- PASSAGE GIVEN
________________

Great series, but hard to track down (it's out of print).
March 24, 2007
Ary Manzana wrote:
> janderson escribió:
>> Falk-Florian Henrich wrote:
>>> Am Wed, 21 Mar 2007 08:16:08 -0700 schrieb janderson:
>>>
>>>> Jarrett Billingsley wrote:
>>>> Personally I don't think D is anywhere near the threshold of having to
>>>> much.  Take a look at the most successful langugage (English), it keeps
>>>> getting bigger and bigger every day.  We just don't have enough syntax
>>>> to describe everything.
>>>
>>> Without discussing what "successful" is supposed to mean in the realm of natural languages, I think the syntax of English is shrinking rather than growing. Plus, today's lingua franca is a tiny subset of English with a type discipline comparable to that of K&R C.
>>>
>>> Apart from that, I agree with you that D's syntax is a lot easier to understand than that of C++.
>>>
>>> Falk
>>
>> By successful I mean most widely used, which is what we want D to become.
> 
> English is not succesful because of the language itself, but because of other reasons (power, articles, books). Just like Java is succesful but nowhere near because of the language (I guess VM, nice documentation system, IDEs).
> 
> Maybe D should consider becoming succesful by other means besides of the language itself? :-)
> 
> Ary

Neither Java or English would have any chance of being successful if it was difficult to learn.  Of course there are better languages out there however what I'm saying is that less then 100 terms in D is extremely tiny by comparison to the monster that is English.

A learning language is great, I don't think D should have to be written in infinite speak just so new people can get it (there are other languages for that).  It should be written so that we can produce less bug prone code at a faster rate.   When you come across a term/grammar that you haven't seen before, you should be able to learn it from the surrounding code 90% of the time.

________________

- SUPPLIED RECORDS
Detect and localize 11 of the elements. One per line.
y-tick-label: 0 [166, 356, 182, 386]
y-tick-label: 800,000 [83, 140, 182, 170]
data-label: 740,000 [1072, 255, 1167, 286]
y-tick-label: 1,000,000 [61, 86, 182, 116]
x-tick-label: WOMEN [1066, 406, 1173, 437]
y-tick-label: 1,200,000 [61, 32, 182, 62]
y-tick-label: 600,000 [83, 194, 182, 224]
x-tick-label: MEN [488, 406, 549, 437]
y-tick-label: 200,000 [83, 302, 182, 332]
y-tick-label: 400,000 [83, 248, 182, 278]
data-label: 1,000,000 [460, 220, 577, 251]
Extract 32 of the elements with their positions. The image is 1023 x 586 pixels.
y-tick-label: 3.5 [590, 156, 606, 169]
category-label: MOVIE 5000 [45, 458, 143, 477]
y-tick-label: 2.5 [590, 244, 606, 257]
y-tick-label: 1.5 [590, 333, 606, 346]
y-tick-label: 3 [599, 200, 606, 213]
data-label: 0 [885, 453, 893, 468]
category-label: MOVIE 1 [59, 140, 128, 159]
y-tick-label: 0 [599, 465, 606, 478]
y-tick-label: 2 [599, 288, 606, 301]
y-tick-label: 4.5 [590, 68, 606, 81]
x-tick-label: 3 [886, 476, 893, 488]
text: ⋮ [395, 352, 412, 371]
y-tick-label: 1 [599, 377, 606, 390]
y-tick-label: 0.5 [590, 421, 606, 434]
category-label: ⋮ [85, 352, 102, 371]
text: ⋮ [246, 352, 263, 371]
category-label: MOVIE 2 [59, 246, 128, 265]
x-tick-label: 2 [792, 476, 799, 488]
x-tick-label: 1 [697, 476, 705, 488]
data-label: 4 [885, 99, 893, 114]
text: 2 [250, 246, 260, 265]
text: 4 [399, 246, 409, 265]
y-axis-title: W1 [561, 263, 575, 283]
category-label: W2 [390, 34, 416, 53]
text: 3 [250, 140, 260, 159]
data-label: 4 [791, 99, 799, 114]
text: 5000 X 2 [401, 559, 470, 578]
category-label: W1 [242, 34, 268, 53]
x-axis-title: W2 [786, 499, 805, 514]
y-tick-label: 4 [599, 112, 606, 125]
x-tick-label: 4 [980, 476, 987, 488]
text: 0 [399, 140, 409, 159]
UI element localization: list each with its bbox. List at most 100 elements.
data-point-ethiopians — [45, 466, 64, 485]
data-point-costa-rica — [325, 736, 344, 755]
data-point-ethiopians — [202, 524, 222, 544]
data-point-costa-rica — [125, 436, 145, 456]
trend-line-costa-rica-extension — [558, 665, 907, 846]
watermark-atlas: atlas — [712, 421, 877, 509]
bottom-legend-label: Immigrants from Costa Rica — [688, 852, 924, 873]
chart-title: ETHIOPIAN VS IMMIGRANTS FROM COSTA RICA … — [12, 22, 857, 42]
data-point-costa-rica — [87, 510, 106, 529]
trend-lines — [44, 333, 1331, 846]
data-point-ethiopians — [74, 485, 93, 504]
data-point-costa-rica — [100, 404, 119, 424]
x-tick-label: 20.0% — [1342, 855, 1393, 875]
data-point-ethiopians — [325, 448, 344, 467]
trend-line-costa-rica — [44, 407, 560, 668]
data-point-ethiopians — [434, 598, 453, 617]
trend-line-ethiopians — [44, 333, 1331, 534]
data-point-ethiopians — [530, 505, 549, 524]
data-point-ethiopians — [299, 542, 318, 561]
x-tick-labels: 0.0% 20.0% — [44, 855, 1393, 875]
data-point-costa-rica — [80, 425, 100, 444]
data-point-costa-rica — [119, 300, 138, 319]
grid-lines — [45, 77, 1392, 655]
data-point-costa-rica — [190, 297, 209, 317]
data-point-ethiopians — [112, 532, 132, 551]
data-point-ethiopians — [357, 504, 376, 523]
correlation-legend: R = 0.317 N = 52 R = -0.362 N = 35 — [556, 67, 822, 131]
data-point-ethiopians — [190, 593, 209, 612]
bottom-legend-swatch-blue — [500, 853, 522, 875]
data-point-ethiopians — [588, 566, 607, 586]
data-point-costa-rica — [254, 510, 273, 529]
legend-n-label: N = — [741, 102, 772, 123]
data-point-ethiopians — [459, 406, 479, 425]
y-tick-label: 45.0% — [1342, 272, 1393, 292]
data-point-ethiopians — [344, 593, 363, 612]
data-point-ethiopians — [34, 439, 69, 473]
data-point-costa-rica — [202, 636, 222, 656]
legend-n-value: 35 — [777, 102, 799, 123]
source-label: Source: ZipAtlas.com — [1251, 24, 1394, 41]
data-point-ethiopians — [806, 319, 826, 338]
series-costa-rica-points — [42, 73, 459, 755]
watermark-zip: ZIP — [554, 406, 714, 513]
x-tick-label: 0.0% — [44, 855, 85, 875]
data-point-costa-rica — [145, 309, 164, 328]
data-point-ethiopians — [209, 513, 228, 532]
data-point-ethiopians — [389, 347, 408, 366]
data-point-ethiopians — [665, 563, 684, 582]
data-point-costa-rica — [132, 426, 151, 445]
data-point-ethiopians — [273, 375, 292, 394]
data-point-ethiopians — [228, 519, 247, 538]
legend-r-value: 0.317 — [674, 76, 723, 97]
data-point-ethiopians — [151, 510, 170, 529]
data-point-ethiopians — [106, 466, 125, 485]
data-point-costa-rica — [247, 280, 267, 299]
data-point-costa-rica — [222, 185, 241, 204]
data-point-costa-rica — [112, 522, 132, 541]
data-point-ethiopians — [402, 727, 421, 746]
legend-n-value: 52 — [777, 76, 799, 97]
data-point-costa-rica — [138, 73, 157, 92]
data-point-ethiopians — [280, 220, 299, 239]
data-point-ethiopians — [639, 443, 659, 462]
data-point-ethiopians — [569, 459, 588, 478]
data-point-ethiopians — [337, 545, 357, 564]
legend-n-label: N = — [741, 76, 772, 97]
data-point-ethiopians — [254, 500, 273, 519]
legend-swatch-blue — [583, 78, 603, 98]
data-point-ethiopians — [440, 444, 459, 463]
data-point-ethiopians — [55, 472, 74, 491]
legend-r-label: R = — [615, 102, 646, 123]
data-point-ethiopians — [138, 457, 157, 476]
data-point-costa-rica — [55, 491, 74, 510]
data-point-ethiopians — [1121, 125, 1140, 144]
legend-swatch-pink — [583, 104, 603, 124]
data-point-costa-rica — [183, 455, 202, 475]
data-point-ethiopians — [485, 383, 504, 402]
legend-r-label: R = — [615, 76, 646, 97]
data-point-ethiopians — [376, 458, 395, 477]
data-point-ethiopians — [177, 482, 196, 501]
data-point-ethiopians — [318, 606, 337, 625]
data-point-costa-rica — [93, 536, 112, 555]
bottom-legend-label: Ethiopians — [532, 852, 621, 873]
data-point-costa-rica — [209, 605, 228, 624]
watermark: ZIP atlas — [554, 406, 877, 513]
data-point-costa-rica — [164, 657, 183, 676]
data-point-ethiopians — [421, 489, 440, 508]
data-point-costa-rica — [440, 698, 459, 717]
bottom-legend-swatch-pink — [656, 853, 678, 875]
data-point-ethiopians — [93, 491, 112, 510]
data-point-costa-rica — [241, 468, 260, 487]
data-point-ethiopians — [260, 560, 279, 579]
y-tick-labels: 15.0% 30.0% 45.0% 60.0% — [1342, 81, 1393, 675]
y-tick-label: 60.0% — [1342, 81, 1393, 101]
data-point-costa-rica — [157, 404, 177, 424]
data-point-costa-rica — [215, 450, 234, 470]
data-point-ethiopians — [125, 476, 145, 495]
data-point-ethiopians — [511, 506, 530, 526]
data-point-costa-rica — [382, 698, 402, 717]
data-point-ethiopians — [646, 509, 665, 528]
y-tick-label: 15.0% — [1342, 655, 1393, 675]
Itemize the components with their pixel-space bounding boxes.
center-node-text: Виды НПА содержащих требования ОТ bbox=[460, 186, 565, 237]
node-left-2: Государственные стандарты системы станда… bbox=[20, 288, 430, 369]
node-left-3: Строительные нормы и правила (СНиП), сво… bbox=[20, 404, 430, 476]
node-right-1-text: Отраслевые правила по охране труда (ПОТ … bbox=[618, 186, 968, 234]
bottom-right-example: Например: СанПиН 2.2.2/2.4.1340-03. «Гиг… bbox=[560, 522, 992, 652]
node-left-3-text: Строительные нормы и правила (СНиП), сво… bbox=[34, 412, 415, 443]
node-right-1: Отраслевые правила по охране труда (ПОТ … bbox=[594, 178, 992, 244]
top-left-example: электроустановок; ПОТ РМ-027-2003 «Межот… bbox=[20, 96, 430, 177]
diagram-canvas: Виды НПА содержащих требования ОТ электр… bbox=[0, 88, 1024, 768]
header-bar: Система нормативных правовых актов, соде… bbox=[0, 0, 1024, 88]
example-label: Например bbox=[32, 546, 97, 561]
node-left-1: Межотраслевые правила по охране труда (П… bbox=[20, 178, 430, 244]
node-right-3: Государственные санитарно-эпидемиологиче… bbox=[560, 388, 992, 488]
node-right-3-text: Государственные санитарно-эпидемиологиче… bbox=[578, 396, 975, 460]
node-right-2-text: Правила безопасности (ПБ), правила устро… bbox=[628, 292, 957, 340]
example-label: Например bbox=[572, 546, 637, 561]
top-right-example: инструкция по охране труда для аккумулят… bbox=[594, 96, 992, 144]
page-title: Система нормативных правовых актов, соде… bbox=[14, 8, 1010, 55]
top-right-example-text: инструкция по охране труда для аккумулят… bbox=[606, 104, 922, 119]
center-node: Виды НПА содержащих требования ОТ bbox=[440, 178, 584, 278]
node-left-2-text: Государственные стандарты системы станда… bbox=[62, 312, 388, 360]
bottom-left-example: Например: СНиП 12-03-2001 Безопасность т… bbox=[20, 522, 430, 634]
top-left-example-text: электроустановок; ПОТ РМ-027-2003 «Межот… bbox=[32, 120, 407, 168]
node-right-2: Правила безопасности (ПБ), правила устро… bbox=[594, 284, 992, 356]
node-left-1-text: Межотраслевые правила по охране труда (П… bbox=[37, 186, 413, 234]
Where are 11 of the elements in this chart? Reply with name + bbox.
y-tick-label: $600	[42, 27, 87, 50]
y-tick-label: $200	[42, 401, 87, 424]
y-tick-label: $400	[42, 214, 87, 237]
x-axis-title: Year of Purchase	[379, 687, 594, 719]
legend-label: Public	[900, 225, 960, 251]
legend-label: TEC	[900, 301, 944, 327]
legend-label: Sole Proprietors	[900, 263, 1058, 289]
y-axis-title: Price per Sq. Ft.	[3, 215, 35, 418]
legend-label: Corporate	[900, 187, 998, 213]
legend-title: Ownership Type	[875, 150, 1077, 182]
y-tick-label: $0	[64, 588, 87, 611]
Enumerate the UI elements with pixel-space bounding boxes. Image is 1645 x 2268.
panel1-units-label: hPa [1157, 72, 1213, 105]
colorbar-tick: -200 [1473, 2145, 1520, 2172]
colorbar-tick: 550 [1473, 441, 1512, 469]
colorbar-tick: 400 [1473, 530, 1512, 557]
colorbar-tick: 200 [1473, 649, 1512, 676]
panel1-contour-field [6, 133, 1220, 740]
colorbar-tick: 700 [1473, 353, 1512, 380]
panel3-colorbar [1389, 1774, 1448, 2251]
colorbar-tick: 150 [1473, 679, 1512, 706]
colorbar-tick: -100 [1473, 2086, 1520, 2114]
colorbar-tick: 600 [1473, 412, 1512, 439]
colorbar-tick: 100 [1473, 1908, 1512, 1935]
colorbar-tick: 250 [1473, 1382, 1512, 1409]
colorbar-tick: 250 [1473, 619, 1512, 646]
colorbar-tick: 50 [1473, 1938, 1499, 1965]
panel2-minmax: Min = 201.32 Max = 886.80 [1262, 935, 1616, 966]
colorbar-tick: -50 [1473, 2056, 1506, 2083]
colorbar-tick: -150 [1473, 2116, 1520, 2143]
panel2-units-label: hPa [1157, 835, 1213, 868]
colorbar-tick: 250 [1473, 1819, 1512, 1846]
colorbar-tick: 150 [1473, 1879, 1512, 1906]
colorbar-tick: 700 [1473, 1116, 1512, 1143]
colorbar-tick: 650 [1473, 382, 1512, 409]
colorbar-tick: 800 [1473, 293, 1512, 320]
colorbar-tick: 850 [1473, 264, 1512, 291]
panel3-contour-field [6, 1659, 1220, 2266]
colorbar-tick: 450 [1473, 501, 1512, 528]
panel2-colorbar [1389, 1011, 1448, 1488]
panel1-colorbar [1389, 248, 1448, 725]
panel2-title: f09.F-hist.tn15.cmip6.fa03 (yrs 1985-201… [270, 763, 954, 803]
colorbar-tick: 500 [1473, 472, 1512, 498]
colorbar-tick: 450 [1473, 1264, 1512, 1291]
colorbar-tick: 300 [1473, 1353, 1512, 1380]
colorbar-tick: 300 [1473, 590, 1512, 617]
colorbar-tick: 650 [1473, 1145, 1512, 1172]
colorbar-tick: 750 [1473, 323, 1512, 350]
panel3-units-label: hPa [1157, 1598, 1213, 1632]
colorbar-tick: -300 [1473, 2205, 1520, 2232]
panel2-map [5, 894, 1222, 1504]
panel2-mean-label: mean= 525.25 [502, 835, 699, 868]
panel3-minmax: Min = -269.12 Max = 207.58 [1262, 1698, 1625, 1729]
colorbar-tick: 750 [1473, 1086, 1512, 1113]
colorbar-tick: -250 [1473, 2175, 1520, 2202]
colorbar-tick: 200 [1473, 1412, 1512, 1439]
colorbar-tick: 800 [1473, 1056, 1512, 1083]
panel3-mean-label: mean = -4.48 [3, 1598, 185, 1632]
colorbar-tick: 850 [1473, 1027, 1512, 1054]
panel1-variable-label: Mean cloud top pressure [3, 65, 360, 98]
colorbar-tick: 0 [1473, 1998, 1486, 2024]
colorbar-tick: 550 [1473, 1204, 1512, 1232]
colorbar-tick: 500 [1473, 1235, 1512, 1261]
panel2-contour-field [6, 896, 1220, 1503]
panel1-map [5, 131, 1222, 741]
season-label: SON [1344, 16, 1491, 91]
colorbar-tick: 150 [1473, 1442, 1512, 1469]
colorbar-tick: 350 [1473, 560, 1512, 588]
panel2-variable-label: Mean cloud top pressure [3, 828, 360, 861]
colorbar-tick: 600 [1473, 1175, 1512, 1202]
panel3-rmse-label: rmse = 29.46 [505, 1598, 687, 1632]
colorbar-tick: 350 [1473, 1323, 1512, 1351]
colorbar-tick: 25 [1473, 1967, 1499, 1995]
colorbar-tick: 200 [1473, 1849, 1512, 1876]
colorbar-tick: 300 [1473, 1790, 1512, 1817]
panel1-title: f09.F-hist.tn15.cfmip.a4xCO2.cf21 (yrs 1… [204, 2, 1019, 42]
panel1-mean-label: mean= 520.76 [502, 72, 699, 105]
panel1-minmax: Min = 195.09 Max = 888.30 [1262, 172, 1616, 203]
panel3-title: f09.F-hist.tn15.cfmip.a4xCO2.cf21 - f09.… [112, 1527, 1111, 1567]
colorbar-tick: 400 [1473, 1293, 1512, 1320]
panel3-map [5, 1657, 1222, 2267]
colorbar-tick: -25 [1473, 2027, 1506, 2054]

________________

- TASK STATEMENT
Reproduce word for word the part of the discussion about D's syntax starting at "March 24, 2007" and ending at "to describe everything.".

- THE OUTPUT
March 24, 2007
Ary Manzana wrote:
> janderson escribió:
>> Falk-Florian Henrich wrote:
>>> Am Wed, 21 Mar 2007 08:16:08 -0700 schrieb janderson:
>>>
>>>> Jarrett Billingsley wrote:
>>>> Personally I don't think D is anywhere near the threshold of having to
>>>> much.  Take a look at the most successful langugage (English), it keeps
>>>> getting bigger and bigger every day.  We just don't have enough syntax
>>>> to describe everything.